» DIRECTIONS
Write out the entries verbatim and leave the images out of the copy.
>> begin PROVIDED RECORDS
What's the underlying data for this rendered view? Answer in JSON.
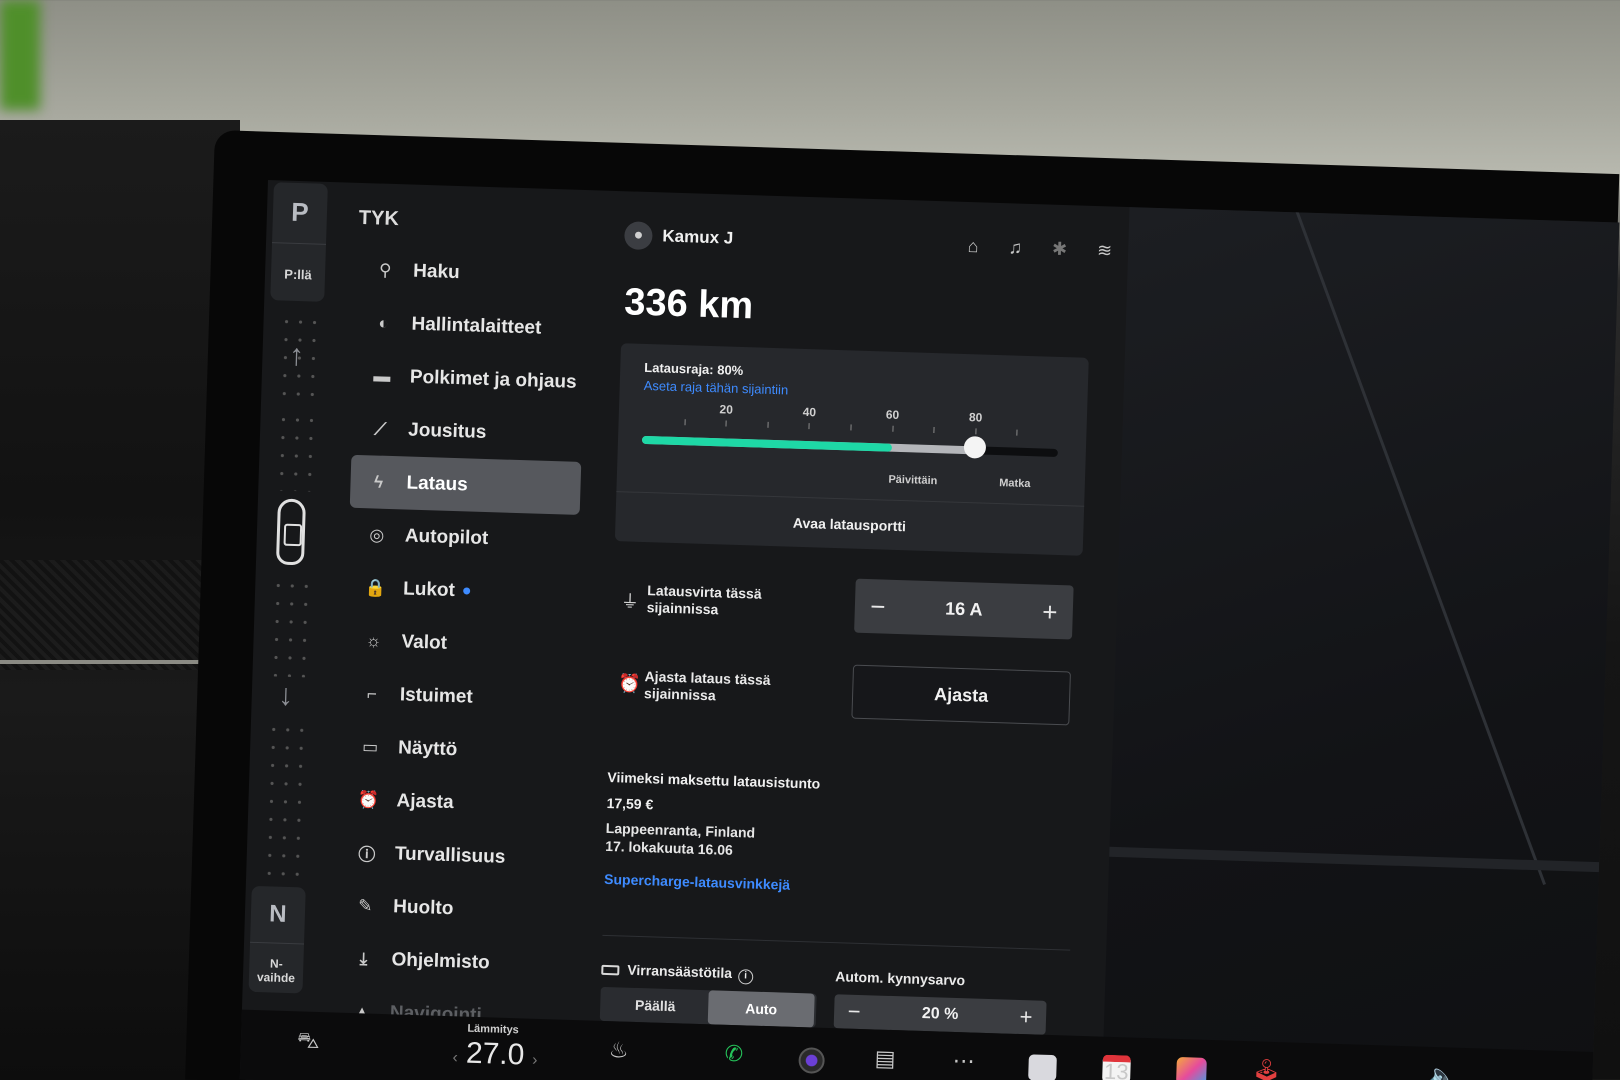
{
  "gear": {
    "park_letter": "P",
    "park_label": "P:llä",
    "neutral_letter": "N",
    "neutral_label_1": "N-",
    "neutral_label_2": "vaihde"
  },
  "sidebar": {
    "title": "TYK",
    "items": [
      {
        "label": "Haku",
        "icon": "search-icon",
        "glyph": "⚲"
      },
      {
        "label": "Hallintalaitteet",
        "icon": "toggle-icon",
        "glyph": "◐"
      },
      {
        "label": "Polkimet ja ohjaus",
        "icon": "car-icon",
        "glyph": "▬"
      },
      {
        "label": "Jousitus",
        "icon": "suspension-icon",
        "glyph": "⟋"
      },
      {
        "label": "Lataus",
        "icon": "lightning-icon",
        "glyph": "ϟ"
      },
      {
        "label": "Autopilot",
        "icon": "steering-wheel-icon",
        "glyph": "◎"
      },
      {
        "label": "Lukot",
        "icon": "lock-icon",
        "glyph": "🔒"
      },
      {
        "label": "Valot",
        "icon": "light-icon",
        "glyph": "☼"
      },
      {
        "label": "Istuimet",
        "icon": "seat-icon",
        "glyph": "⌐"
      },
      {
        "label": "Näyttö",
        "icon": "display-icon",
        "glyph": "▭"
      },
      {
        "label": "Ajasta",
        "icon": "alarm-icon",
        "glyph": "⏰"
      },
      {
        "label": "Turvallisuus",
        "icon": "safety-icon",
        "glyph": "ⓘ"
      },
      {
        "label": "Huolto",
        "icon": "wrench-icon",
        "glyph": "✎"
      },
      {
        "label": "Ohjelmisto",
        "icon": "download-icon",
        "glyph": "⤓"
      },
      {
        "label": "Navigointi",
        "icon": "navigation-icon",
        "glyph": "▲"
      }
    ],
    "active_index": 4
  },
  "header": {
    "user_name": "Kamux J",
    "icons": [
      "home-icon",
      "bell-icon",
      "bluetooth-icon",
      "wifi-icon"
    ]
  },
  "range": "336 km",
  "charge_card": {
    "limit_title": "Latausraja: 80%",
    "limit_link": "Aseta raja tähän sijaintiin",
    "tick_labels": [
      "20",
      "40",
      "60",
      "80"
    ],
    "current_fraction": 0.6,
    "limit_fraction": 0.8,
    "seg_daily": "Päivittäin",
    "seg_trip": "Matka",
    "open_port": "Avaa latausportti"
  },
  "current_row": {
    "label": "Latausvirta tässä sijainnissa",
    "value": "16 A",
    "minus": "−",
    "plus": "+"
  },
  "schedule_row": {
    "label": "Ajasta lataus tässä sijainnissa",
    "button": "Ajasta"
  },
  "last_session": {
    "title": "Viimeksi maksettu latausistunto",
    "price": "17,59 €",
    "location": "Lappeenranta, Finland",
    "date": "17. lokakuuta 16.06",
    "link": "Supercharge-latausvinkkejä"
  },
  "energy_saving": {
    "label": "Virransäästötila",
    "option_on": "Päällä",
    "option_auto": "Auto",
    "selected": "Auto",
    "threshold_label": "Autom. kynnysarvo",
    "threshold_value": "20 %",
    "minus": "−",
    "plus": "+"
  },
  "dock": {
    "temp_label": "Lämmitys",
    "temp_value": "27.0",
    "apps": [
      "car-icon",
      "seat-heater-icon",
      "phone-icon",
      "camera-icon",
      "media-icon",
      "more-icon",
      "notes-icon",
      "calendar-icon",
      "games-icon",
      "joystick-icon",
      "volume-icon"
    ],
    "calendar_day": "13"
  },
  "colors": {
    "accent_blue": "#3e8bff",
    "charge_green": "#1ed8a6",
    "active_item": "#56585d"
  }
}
>> end PROVIDED RECORDS
» OUTPUT
What's the underlying data for this rendered view? Answer in JSON.
{
  "gear": {
    "park_letter": "P",
    "park_label": "P:llä",
    "neutral_letter": "N",
    "neutral_label_1": "N-",
    "neutral_label_2": "vaihde"
  },
  "sidebar": {
    "title": "TYK",
    "items": [
      {
        "label": "Haku",
        "icon": "search-icon",
        "glyph": "⚲"
      },
      {
        "label": "Hallintalaitteet",
        "icon": "toggle-icon",
        "glyph": "◐"
      },
      {
        "label": "Polkimet ja ohjaus",
        "icon": "car-icon",
        "glyph": "▬"
      },
      {
        "label": "Jousitus",
        "icon": "suspension-icon",
        "glyph": "⟋"
      },
      {
        "label": "Lataus",
        "icon": "lightning-icon",
        "glyph": "ϟ"
      },
      {
        "label": "Autopilot",
        "icon": "steering-wheel-icon",
        "glyph": "◎"
      },
      {
        "label": "Lukot",
        "icon": "lock-icon",
        "glyph": "🔒"
      },
      {
        "label": "Valot",
        "icon": "light-icon",
        "glyph": "☼"
      },
      {
        "label": "Istuimet",
        "icon": "seat-icon",
        "glyph": "⌐"
      },
      {
        "label": "Näyttö",
        "icon": "display-icon",
        "glyph": "▭"
      },
      {
        "label": "Ajasta",
        "icon": "alarm-icon",
        "glyph": "⏰"
      },
      {
        "label": "Turvallisuus",
        "icon": "safety-icon",
        "glyph": "ⓘ"
      },
      {
        "label": "Huolto",
        "icon": "wrench-icon",
        "glyph": "✎"
      },
      {
        "label": "Ohjelmisto",
        "icon": "download-icon",
        "glyph": "⤓"
      },
      {
        "label": "Navigointi",
        "icon": "navigation-icon",
        "glyph": "▲"
      }
    ],
    "active_index": 4
  },
  "header": {
    "user_name": "Kamux J",
    "icons": [
      "home-icon",
      "bell-icon",
      "bluetooth-icon",
      "wifi-icon"
    ]
  },
  "range": "336 km",
  "charge_card": {
    "limit_title": "Latausraja: 80%",
    "limit_link": "Aseta raja tähän sijaintiin",
    "tick_labels": [
      "20",
      "40",
      "60",
      "80"
    ],
    "current_fraction": 0.6,
    "limit_fraction": 0.8,
    "seg_daily": "Päivittäin",
    "seg_trip": "Matka",
    "open_port": "Avaa latausportti"
  },
  "current_row": {
    "label": "Latausvirta tässä sijainnissa",
    "value": "16 A",
    "minus": "−",
    "plus": "+"
  },
  "schedule_row": {
    "label": "Ajasta lataus tässä sijainnissa",
    "button": "Ajasta"
  },
  "last_session": {
    "title": "Viimeksi maksettu latausistunto",
    "price": "17,59 €",
    "location": "Lappeenranta, Finland",
    "date": "17. lokakuuta 16.06",
    "link": "Supercharge-latausvinkkejä"
  },
  "energy_saving": {
    "label": "Virransäästötila",
    "option_on": "Päällä",
    "option_auto": "Auto",
    "selected": "Auto",
    "threshold_label": "Autom. kynnysarvo",
    "threshold_value": "20 %",
    "minus": "−",
    "plus": "+"
  },
  "dock": {
    "temp_label": "Lämmitys",
    "temp_value": "27.0",
    "apps": [
      "car-icon",
      "seat-heater-icon",
      "phone-icon",
      "camera-icon",
      "media-icon",
      "more-icon",
      "notes-icon",
      "calendar-icon",
      "games-icon",
      "joystick-icon",
      "volume-icon"
    ],
    "calendar_day": "13"
  },
  "colors": {
    "accent_blue": "#3e8bff",
    "charge_green": "#1ed8a6",
    "active_item": "#56585d"
  }
}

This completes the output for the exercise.